Collected data:
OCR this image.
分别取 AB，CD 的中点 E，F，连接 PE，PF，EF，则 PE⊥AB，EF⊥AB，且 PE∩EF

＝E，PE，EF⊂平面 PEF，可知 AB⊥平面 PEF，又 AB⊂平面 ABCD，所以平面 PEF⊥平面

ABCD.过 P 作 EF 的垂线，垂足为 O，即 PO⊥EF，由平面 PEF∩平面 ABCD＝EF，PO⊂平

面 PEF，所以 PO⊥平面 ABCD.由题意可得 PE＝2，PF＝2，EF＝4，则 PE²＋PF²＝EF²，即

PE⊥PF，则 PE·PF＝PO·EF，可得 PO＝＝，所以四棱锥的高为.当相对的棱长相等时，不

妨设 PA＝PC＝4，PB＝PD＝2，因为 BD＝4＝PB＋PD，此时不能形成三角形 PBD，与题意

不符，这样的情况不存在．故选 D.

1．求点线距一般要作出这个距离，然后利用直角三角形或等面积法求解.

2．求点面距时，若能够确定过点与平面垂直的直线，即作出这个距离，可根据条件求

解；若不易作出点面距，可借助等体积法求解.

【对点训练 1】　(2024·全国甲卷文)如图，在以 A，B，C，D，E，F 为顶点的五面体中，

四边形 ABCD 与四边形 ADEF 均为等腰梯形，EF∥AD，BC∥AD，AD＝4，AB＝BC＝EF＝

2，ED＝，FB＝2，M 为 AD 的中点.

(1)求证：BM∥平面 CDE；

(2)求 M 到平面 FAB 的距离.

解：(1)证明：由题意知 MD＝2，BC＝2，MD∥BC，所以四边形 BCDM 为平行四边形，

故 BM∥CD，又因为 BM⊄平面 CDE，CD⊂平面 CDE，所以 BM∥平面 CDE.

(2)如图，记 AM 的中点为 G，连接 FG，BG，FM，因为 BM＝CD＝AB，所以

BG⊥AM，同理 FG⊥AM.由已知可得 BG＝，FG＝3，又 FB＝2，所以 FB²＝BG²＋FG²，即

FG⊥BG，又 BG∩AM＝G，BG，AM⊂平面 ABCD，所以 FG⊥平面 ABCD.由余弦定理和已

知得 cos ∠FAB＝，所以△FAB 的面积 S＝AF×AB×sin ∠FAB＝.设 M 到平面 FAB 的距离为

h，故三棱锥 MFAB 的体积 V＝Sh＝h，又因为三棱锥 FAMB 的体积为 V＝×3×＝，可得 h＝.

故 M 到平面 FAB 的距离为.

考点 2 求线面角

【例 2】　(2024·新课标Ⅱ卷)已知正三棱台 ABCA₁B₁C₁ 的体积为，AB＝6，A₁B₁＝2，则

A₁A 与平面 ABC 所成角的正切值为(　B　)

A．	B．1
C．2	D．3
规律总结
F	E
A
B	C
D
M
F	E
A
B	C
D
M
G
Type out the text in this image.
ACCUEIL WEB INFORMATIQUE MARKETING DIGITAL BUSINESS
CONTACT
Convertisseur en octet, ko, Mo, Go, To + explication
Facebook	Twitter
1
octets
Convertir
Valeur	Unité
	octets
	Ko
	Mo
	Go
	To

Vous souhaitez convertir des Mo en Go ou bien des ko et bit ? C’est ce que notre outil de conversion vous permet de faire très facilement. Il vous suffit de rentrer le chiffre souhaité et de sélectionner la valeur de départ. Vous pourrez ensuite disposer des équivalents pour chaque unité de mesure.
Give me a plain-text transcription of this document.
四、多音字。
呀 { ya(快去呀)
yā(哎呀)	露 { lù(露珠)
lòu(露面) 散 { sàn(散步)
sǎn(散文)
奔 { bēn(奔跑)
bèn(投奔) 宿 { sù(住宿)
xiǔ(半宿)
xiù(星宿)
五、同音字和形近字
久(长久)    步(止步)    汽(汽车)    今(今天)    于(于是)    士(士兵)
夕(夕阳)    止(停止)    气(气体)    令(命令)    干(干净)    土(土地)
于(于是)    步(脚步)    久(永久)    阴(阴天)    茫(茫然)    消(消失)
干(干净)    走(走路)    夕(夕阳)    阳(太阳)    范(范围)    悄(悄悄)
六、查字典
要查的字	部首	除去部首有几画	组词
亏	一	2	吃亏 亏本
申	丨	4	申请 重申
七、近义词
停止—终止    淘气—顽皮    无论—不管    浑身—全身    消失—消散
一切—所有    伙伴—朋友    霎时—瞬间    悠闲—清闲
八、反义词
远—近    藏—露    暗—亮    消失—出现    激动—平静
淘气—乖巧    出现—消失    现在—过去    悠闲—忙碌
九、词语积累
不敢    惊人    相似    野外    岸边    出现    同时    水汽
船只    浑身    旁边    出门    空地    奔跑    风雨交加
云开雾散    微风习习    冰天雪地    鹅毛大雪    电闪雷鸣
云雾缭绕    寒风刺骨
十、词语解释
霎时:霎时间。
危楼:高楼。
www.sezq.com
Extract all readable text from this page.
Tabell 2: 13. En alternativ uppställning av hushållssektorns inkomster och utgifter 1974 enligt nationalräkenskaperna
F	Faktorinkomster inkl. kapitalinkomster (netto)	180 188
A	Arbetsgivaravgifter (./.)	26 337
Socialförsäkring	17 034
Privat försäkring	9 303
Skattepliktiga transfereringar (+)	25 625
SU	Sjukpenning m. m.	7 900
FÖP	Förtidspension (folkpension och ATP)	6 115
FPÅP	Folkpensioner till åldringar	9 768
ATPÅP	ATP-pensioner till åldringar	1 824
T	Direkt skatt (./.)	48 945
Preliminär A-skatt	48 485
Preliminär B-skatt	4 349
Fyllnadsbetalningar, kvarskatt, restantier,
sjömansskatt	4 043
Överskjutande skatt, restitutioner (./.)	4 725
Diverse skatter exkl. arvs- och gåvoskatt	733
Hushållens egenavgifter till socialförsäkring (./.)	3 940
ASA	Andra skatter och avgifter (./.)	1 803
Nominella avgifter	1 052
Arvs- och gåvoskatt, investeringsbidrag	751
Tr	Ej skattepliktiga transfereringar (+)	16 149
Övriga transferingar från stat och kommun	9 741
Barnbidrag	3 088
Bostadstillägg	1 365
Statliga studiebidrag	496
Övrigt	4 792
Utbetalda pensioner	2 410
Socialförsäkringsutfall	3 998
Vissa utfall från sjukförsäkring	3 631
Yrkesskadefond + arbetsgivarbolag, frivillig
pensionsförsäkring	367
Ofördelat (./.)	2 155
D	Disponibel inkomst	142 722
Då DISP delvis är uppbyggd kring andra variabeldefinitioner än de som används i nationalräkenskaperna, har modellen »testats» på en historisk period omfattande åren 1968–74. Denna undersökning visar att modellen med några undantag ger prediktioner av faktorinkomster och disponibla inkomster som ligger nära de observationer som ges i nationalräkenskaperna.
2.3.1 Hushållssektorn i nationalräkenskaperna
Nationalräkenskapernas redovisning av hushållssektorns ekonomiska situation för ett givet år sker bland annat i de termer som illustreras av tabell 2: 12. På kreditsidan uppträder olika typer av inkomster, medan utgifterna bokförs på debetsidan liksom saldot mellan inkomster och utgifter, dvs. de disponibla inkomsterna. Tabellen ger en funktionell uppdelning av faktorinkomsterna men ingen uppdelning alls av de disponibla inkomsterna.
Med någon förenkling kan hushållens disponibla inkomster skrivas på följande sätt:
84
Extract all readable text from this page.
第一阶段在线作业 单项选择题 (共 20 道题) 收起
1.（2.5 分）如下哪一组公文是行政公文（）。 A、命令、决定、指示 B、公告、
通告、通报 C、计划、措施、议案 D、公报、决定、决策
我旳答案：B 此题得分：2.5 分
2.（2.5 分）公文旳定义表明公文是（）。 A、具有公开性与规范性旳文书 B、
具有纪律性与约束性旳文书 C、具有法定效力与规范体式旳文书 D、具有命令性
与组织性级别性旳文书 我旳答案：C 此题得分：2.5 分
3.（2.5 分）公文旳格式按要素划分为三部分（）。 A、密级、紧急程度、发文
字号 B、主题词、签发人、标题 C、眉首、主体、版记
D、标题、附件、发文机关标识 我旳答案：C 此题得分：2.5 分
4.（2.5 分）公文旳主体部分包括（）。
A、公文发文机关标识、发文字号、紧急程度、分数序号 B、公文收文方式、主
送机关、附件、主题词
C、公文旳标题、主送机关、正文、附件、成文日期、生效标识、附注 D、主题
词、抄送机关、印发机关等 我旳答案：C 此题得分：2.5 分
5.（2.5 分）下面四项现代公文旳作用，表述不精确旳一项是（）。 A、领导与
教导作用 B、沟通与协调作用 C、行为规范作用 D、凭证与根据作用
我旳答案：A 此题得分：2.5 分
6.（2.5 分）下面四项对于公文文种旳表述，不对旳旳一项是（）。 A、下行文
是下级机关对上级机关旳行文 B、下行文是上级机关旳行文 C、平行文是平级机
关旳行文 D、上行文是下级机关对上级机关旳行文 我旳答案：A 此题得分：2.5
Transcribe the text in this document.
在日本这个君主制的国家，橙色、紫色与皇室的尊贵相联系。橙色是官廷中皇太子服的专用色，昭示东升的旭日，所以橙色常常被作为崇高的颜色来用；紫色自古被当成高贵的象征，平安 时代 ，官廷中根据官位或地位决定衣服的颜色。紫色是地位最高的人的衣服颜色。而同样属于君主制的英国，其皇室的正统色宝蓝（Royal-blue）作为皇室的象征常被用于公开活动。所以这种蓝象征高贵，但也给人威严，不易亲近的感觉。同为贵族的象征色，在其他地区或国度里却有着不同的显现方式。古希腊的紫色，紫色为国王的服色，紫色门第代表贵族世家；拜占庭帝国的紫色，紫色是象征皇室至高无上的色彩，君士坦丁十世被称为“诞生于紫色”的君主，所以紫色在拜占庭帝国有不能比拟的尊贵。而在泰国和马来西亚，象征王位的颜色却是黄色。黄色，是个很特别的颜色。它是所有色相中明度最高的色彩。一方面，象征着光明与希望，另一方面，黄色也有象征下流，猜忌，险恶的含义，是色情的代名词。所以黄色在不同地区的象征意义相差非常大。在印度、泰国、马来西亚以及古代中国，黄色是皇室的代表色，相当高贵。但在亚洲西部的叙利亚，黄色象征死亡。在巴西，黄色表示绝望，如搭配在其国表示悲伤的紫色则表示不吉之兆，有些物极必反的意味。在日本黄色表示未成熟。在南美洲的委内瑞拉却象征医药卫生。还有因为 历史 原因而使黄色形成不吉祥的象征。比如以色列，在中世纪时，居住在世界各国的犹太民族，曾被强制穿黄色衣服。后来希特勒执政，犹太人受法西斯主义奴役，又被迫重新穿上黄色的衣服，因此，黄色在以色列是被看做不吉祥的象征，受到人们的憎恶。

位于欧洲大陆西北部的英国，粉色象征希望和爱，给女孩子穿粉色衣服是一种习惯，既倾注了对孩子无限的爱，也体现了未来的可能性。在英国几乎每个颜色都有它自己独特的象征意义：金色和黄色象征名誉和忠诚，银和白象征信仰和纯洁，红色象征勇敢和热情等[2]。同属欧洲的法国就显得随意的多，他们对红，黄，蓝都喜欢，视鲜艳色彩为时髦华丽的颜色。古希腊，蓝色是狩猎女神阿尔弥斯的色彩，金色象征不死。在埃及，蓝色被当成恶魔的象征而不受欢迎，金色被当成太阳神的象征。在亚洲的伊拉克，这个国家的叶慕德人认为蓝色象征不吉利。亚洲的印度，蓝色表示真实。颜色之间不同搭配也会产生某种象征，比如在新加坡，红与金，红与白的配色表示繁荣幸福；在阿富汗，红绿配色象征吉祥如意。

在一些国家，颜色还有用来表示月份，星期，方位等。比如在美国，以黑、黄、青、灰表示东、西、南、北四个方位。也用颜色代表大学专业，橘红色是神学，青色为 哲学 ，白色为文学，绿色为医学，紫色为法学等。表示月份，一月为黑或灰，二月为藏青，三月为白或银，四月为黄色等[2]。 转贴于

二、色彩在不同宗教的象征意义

▸ Stated exercise
Copy out each line of the records where the string "transfereringar" appears.

▸ Response
Skattepliktiga transfereringar (+)	25 625
Tr	Ej skattepliktiga transfereringar (+)	16 149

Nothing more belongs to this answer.